*Given exercise:*
Could you write out the records below exactly as they appear, leaving out any pictures?

*Exercise material:*
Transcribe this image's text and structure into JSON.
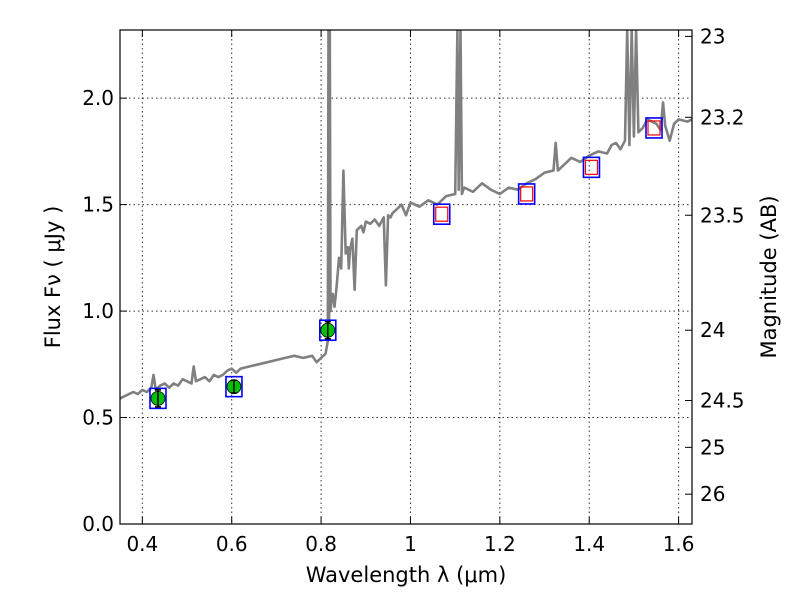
{
  "chart_data": {
    "type": "line",
    "title": "",
    "xlabel": "Wavelength  λ (μm)",
    "ylabel": "Flux  Fν  ( μJy )",
    "ylabel_right": "Magnitude (AB)",
    "xlim": [
      0.35,
      1.63
    ],
    "ylim": [
      0.0,
      2.32
    ],
    "grid": true,
    "x_ticks": [
      0.4,
      0.6,
      0.8,
      1.0,
      1.2,
      1.4,
      1.6
    ],
    "x_tick_labels": [
      "0.4",
      "0.6",
      "0.8",
      "1",
      "1.2",
      "1.4",
      "1.6"
    ],
    "y_ticks": [
      0.0,
      0.5,
      1.0,
      1.5,
      2.0
    ],
    "y_tick_labels": [
      "0.0",
      "0.5",
      "1.0",
      "1.5",
      "2.0"
    ],
    "right_ticks": [
      {
        "label": "23",
        "flux": 2.29
      },
      {
        "label": "23.2",
        "flux": 1.91
      },
      {
        "label": "23.5",
        "flux": 1.45
      },
      {
        "label": "24",
        "flux": 0.91
      },
      {
        "label": "24.5",
        "flux": 0.58
      },
      {
        "label": "25",
        "flux": 0.36
      },
      {
        "label": "26",
        "flux": 0.14
      }
    ],
    "series": [
      {
        "color": "#808080",
        "x": [
          0.35,
          0.36,
          0.37,
          0.38,
          0.39,
          0.4,
          0.41,
          0.42,
          0.425,
          0.43,
          0.44,
          0.45,
          0.46,
          0.47,
          0.48,
          0.49,
          0.5,
          0.51,
          0.515,
          0.52,
          0.53,
          0.54,
          0.55,
          0.56,
          0.57,
          0.58,
          0.59,
          0.6,
          0.61,
          0.62,
          0.64,
          0.66,
          0.68,
          0.7,
          0.72,
          0.74,
          0.76,
          0.78,
          0.79,
          0.8,
          0.81,
          0.815,
          0.8165,
          0.818,
          0.8195,
          0.821,
          0.823,
          0.826,
          0.83,
          0.835,
          0.84,
          0.845,
          0.85,
          0.855,
          0.86,
          0.862,
          0.865,
          0.87,
          0.875,
          0.88,
          0.885,
          0.89,
          0.895,
          0.9,
          0.91,
          0.92,
          0.93,
          0.94,
          0.945,
          0.95,
          0.955,
          0.96,
          0.97,
          0.98,
          0.99,
          1.0,
          1.02,
          1.04,
          1.06,
          1.08,
          1.1,
          1.105,
          1.108,
          1.112,
          1.115,
          1.12,
          1.14,
          1.16,
          1.18,
          1.2,
          1.22,
          1.24,
          1.26,
          1.28,
          1.3,
          1.32,
          1.325,
          1.33,
          1.34,
          1.36,
          1.38,
          1.4,
          1.42,
          1.44,
          1.45,
          1.46,
          1.47,
          1.48,
          1.485,
          1.49,
          1.495,
          1.5,
          1.505,
          1.51,
          1.52,
          1.53,
          1.54,
          1.55,
          1.56,
          1.565,
          1.57,
          1.58,
          1.59,
          1.6,
          1.62,
          1.63
        ],
        "y": [
          0.59,
          0.6,
          0.61,
          0.62,
          0.61,
          0.63,
          0.62,
          0.64,
          0.7,
          0.63,
          0.65,
          0.66,
          0.64,
          0.66,
          0.65,
          0.68,
          0.67,
          0.66,
          0.74,
          0.67,
          0.68,
          0.69,
          0.67,
          0.7,
          0.69,
          0.7,
          0.72,
          0.73,
          0.71,
          0.73,
          0.74,
          0.75,
          0.76,
          0.77,
          0.78,
          0.79,
          0.78,
          0.79,
          0.76,
          0.78,
          0.8,
          0.86,
          2.32,
          0.95,
          2.32,
          1.0,
          1.05,
          1.08,
          1.02,
          1.12,
          1.25,
          1.2,
          1.66,
          1.27,
          1.3,
          1.2,
          1.29,
          1.34,
          1.1,
          1.38,
          1.39,
          1.4,
          1.37,
          1.42,
          1.41,
          1.43,
          1.4,
          1.44,
          1.12,
          1.45,
          1.44,
          1.46,
          1.48,
          1.5,
          1.45,
          1.51,
          1.49,
          1.52,
          1.5,
          1.54,
          1.55,
          2.32,
          1.57,
          2.32,
          1.55,
          1.58,
          1.56,
          1.6,
          1.57,
          1.55,
          1.58,
          1.57,
          1.6,
          1.62,
          1.65,
          1.66,
          1.79,
          1.66,
          1.68,
          1.72,
          1.7,
          1.73,
          1.75,
          1.74,
          1.78,
          1.79,
          1.76,
          1.8,
          2.32,
          1.78,
          2.32,
          1.82,
          2.32,
          1.84,
          1.86,
          1.9,
          1.89,
          1.88,
          1.85,
          1.98,
          1.87,
          1.8,
          1.88,
          1.9,
          1.89,
          1.9
        ]
      },
      {
        "marker": "green-circle-errorbar",
        "color": "#00c000",
        "x": [
          0.435,
          0.605,
          0.815
        ],
        "y": [
          0.59,
          0.645,
          0.91
        ],
        "yerr": [
          0.04,
          0.03,
          0.04
        ]
      },
      {
        "marker": "blue-square",
        "color": "#0000ff",
        "x": [
          0.435,
          0.605,
          0.815,
          1.07,
          1.26,
          1.405,
          1.545
        ],
        "y": [
          0.59,
          0.645,
          0.91,
          1.455,
          1.55,
          1.675,
          1.86
        ]
      },
      {
        "marker": "red-square",
        "color": "#ff0000",
        "x": [
          1.07,
          1.26,
          1.405,
          1.545
        ],
        "y": [
          1.455,
          1.55,
          1.675,
          1.86
        ]
      }
    ]
  }
}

*Response to the exercise:*
Transcribe this image's text and structure into JSON.
{
  "chart_data": {
    "type": "line",
    "title": "",
    "xlabel": "Wavelength  λ (μm)",
    "ylabel": "Flux  Fν  ( μJy )",
    "ylabel_right": "Magnitude (AB)",
    "xlim": [
      0.35,
      1.63
    ],
    "ylim": [
      0.0,
      2.32
    ],
    "grid": true,
    "x_ticks": [
      0.4,
      0.6,
      0.8,
      1.0,
      1.2,
      1.4,
      1.6
    ],
    "x_tick_labels": [
      "0.4",
      "0.6",
      "0.8",
      "1",
      "1.2",
      "1.4",
      "1.6"
    ],
    "y_ticks": [
      0.0,
      0.5,
      1.0,
      1.5,
      2.0
    ],
    "y_tick_labels": [
      "0.0",
      "0.5",
      "1.0",
      "1.5",
      "2.0"
    ],
    "right_ticks": [
      {
        "label": "23",
        "flux": 2.29
      },
      {
        "label": "23.2",
        "flux": 1.91
      },
      {
        "label": "23.5",
        "flux": 1.45
      },
      {
        "label": "24",
        "flux": 0.91
      },
      {
        "label": "24.5",
        "flux": 0.58
      },
      {
        "label": "25",
        "flux": 0.36
      },
      {
        "label": "26",
        "flux": 0.14
      }
    ],
    "series": [
      {
        "color": "#808080",
        "x": [
          0.35,
          0.36,
          0.37,
          0.38,
          0.39,
          0.4,
          0.41,
          0.42,
          0.425,
          0.43,
          0.44,
          0.45,
          0.46,
          0.47,
          0.48,
          0.49,
          0.5,
          0.51,
          0.515,
          0.52,
          0.53,
          0.54,
          0.55,
          0.56,
          0.57,
          0.58,
          0.59,
          0.6,
          0.61,
          0.62,
          0.64,
          0.66,
          0.68,
          0.7,
          0.72,
          0.74,
          0.76,
          0.78,
          0.79,
          0.8,
          0.81,
          0.815,
          0.8165,
          0.818,
          0.8195,
          0.821,
          0.823,
          0.826,
          0.83,
          0.835,
          0.84,
          0.845,
          0.85,
          0.855,
          0.86,
          0.862,
          0.865,
          0.87,
          0.875,
          0.88,
          0.885,
          0.89,
          0.895,
          0.9,
          0.91,
          0.92,
          0.93,
          0.94,
          0.945,
          0.95,
          0.955,
          0.96,
          0.97,
          0.98,
          0.99,
          1.0,
          1.02,
          1.04,
          1.06,
          1.08,
          1.1,
          1.105,
          1.108,
          1.112,
          1.115,
          1.12,
          1.14,
          1.16,
          1.18,
          1.2,
          1.22,
          1.24,
          1.26,
          1.28,
          1.3,
          1.32,
          1.325,
          1.33,
          1.34,
          1.36,
          1.38,
          1.4,
          1.42,
          1.44,
          1.45,
          1.46,
          1.47,
          1.48,
          1.485,
          1.49,
          1.495,
          1.5,
          1.505,
          1.51,
          1.52,
          1.53,
          1.54,
          1.55,
          1.56,
          1.565,
          1.57,
          1.58,
          1.59,
          1.6,
          1.62,
          1.63
        ],
        "y": [
          0.59,
          0.6,
          0.61,
          0.62,
          0.61,
          0.63,
          0.62,
          0.64,
          0.7,
          0.63,
          0.65,
          0.66,
          0.64,
          0.66,
          0.65,
          0.68,
          0.67,
          0.66,
          0.74,
          0.67,
          0.68,
          0.69,
          0.67,
          0.7,
          0.69,
          0.7,
          0.72,
          0.73,
          0.71,
          0.73,
          0.74,
          0.75,
          0.76,
          0.77,
          0.78,
          0.79,
          0.78,
          0.79,
          0.76,
          0.78,
          0.8,
          0.86,
          2.32,
          0.95,
          2.32,
          1.0,
          1.05,
          1.08,
          1.02,
          1.12,
          1.25,
          1.2,
          1.66,
          1.27,
          1.3,
          1.2,
          1.29,
          1.34,
          1.1,
          1.38,
          1.39,
          1.4,
          1.37,
          1.42,
          1.41,
          1.43,
          1.4,
          1.44,
          1.12,
          1.45,
          1.44,
          1.46,
          1.48,
          1.5,
          1.45,
          1.51,
          1.49,
          1.52,
          1.5,
          1.54,
          1.55,
          2.32,
          1.57,
          2.32,
          1.55,
          1.58,
          1.56,
          1.6,
          1.57,
          1.55,
          1.58,
          1.57,
          1.6,
          1.62,
          1.65,
          1.66,
          1.79,
          1.66,
          1.68,
          1.72,
          1.7,
          1.73,
          1.75,
          1.74,
          1.78,
          1.79,
          1.76,
          1.8,
          2.32,
          1.78,
          2.32,
          1.82,
          2.32,
          1.84,
          1.86,
          1.9,
          1.89,
          1.88,
          1.85,
          1.98,
          1.87,
          1.8,
          1.88,
          1.9,
          1.89,
          1.9
        ]
      },
      {
        "marker": "green-circle-errorbar",
        "color": "#00c000",
        "x": [
          0.435,
          0.605,
          0.815
        ],
        "y": [
          0.59,
          0.645,
          0.91
        ],
        "yerr": [
          0.04,
          0.03,
          0.04
        ]
      },
      {
        "marker": "blue-square",
        "color": "#0000ff",
        "x": [
          0.435,
          0.605,
          0.815,
          1.07,
          1.26,
          1.405,
          1.545
        ],
        "y": [
          0.59,
          0.645,
          0.91,
          1.455,
          1.55,
          1.675,
          1.86
        ]
      },
      {
        "marker": "red-square",
        "color": "#ff0000",
        "x": [
          1.07,
          1.26,
          1.405,
          1.545
        ],
        "y": [
          1.455,
          1.55,
          1.675,
          1.86
        ]
      }
    ]
  }
}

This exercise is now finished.